▶ [Problem to solve]:
Find the lines that contain the word "명령문이므로" and copy each one.

— BEGIN —

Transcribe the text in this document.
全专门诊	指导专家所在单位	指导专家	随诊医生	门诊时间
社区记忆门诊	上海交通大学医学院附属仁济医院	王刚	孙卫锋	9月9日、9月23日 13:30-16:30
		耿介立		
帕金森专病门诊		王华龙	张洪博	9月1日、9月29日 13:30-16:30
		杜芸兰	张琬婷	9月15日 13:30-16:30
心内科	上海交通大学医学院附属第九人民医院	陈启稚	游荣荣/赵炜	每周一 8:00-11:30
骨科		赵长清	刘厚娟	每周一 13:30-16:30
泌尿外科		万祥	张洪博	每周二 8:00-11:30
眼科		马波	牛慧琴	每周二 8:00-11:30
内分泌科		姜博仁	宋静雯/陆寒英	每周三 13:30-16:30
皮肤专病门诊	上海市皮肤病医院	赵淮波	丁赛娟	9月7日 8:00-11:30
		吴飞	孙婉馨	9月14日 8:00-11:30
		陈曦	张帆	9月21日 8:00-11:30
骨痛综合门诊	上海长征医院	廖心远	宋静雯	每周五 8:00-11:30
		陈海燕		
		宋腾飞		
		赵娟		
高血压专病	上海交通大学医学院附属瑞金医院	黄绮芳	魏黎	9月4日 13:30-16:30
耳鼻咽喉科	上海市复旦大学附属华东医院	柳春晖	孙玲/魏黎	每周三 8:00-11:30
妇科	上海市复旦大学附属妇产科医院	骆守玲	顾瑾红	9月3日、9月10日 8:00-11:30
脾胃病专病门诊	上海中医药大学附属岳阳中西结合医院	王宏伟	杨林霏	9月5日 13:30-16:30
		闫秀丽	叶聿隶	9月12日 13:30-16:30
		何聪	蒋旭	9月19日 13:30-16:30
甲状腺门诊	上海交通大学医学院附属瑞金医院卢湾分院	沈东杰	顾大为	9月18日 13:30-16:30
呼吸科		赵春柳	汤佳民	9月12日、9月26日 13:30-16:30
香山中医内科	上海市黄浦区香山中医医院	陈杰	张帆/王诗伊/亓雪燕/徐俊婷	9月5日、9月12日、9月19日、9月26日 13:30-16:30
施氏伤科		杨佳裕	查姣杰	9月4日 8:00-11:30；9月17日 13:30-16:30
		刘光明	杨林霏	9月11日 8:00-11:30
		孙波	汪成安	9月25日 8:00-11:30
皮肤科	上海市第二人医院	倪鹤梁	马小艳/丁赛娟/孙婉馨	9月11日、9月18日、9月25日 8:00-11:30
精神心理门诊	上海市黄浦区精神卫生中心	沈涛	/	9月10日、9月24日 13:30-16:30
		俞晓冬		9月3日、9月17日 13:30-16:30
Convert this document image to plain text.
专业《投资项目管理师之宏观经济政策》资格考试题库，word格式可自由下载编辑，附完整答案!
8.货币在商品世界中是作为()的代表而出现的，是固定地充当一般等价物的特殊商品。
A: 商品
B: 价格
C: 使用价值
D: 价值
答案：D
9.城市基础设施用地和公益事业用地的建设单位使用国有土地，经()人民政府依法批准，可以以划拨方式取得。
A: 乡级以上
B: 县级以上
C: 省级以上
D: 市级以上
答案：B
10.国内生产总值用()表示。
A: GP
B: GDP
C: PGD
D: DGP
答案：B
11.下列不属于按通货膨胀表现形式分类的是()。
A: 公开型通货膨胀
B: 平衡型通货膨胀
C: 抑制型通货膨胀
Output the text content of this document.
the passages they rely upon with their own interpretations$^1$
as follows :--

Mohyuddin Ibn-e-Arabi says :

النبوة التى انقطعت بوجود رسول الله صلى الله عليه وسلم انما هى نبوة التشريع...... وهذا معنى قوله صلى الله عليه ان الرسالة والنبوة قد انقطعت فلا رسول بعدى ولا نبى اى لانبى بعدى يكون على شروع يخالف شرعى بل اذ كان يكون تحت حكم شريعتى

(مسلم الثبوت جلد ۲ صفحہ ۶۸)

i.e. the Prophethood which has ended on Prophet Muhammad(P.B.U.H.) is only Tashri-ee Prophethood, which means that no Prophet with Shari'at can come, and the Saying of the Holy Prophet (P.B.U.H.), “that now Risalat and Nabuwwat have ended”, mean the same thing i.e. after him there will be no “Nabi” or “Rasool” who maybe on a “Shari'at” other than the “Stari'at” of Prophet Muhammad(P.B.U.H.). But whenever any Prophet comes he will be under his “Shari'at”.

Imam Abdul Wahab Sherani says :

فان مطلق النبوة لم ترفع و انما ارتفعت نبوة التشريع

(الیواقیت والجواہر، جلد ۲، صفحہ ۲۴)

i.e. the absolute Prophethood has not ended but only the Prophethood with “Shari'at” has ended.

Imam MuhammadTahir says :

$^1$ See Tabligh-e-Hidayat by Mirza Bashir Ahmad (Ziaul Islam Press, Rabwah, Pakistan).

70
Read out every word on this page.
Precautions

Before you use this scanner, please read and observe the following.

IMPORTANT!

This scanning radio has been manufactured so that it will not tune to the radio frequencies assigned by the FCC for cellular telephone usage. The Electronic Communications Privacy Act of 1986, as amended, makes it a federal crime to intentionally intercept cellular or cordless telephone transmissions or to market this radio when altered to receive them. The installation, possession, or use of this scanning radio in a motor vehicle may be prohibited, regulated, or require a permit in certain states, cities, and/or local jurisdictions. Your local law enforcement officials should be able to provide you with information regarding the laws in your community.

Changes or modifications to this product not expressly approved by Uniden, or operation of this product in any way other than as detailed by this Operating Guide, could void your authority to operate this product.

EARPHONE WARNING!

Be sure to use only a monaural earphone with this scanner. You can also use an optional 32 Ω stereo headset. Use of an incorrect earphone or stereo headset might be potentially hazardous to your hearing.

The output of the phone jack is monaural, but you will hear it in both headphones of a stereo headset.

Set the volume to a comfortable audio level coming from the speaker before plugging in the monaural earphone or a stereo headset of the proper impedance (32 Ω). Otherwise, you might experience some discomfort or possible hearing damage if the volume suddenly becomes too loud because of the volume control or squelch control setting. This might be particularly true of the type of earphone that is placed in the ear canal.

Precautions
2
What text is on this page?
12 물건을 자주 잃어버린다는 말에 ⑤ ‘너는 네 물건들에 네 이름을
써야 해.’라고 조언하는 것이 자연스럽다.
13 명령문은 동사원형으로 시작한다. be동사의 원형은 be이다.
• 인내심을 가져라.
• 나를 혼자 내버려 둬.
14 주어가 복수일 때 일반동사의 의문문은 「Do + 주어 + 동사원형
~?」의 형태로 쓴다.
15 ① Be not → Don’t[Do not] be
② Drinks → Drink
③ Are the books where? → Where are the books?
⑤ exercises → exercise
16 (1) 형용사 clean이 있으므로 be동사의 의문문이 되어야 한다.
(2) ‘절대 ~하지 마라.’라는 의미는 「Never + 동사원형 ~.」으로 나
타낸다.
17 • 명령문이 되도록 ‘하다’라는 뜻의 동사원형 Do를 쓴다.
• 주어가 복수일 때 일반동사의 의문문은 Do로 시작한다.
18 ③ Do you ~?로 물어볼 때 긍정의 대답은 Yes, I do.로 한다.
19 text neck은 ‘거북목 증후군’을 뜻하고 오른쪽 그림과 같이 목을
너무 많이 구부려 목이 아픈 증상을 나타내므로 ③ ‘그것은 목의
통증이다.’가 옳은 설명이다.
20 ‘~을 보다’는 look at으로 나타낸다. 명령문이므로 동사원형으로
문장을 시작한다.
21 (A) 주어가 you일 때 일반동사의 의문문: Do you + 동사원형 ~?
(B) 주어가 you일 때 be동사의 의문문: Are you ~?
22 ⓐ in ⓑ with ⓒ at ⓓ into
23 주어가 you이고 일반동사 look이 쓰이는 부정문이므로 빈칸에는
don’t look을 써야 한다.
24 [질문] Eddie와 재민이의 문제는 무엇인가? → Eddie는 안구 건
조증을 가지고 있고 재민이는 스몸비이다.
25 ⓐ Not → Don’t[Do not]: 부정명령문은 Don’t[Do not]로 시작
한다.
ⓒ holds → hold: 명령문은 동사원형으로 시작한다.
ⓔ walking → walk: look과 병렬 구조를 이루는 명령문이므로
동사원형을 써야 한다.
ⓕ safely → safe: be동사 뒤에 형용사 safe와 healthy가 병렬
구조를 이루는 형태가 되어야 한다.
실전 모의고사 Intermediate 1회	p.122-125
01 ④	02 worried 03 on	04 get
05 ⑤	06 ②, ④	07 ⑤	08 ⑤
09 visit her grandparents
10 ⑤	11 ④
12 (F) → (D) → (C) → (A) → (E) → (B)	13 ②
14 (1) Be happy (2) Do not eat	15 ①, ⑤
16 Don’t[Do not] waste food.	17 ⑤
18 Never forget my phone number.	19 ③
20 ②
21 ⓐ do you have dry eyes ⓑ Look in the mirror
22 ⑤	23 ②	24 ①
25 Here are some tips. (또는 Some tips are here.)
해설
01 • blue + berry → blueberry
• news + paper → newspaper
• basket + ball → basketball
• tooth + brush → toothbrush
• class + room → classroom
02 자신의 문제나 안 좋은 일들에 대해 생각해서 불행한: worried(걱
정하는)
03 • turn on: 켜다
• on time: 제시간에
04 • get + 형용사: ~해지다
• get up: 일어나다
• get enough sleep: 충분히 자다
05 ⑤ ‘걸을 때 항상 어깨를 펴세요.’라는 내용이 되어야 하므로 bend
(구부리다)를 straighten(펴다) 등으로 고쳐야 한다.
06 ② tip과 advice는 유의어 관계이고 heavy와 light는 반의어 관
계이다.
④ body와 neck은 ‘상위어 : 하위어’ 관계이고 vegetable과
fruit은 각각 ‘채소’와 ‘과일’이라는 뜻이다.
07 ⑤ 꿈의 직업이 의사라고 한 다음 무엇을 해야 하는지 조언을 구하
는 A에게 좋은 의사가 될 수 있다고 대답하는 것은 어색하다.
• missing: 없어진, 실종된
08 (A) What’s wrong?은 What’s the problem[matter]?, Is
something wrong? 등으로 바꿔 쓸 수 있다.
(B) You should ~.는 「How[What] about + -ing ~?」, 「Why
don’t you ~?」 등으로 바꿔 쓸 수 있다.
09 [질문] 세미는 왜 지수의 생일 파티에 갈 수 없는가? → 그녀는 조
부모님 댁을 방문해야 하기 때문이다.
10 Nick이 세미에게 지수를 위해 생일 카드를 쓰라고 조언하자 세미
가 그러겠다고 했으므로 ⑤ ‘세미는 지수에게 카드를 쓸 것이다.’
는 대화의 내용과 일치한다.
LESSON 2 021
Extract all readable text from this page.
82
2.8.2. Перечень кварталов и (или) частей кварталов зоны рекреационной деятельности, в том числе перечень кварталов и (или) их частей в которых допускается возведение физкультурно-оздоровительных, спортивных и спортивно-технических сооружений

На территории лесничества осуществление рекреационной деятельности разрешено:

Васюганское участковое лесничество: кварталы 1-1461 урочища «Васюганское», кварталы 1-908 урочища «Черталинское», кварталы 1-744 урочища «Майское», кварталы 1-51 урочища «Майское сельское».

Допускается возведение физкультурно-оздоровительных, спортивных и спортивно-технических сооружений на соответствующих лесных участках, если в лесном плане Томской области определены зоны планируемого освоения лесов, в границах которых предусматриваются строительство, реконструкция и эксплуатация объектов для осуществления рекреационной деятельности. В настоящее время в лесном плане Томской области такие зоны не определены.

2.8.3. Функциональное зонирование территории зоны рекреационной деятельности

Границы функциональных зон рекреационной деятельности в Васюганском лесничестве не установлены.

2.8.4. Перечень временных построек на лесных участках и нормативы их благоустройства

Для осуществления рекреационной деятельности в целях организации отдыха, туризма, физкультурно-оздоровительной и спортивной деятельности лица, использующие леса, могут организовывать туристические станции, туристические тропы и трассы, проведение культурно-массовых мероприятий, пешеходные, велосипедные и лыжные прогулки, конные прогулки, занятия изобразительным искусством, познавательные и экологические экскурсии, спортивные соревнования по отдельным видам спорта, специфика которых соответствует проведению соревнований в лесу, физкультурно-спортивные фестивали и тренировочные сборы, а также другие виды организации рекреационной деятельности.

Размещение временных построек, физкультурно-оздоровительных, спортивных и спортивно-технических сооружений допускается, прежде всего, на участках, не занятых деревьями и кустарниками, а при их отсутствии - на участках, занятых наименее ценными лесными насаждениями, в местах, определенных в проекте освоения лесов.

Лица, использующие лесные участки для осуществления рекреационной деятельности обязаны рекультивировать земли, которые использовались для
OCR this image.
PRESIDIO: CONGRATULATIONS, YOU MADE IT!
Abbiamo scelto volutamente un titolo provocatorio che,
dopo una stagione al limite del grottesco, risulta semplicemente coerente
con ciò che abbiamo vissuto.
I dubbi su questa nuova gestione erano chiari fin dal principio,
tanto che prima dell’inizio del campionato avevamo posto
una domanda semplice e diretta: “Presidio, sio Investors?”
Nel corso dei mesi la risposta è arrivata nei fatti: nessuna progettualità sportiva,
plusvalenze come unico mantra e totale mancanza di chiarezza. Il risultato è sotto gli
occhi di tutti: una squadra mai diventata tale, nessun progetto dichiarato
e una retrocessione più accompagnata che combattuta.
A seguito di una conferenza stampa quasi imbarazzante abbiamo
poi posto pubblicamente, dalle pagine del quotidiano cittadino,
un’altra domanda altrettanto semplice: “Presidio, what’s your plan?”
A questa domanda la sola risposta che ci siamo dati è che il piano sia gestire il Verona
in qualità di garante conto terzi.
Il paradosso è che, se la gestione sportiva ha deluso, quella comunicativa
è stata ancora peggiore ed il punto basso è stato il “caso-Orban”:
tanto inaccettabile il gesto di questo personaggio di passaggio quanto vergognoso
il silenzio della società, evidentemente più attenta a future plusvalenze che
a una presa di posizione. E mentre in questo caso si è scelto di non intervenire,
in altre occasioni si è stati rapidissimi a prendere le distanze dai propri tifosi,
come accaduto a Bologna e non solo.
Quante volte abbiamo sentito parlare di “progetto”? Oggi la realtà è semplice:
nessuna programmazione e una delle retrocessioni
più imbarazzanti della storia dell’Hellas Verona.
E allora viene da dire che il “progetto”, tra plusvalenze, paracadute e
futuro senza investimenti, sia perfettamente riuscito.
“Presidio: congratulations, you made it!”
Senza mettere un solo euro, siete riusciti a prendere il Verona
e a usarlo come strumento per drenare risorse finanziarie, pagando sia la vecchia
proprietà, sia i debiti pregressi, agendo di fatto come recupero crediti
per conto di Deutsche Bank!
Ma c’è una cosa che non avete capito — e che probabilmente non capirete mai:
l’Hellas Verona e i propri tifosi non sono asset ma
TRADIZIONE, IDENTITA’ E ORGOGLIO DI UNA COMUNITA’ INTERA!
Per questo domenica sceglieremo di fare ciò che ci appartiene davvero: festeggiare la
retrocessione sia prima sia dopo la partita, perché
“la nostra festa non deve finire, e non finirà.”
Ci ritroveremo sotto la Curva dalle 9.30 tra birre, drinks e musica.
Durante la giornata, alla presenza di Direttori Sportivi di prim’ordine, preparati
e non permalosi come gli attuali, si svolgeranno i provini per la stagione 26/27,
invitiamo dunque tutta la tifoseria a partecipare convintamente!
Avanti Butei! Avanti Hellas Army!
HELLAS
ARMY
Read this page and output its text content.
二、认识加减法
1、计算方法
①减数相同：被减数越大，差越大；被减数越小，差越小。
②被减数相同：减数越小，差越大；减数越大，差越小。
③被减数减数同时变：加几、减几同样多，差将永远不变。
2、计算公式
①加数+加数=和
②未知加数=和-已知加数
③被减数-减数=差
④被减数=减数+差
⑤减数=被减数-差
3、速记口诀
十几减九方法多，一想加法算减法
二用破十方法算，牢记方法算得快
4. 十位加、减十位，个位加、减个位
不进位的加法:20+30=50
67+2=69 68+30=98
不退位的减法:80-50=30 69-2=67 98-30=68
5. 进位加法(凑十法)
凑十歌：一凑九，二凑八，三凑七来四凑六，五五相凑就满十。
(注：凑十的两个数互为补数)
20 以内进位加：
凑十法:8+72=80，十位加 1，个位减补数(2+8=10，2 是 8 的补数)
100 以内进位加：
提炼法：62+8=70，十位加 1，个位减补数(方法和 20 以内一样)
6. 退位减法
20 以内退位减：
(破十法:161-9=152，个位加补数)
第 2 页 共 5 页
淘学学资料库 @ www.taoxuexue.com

— END —

▶ [Written response]:
20 ‘~을 보다’는 look at으로 나타낸다. 명령문이므로 동사원형으로
ⓔ walking → walk: look과 병렬 구조를 이루는 명령문이므로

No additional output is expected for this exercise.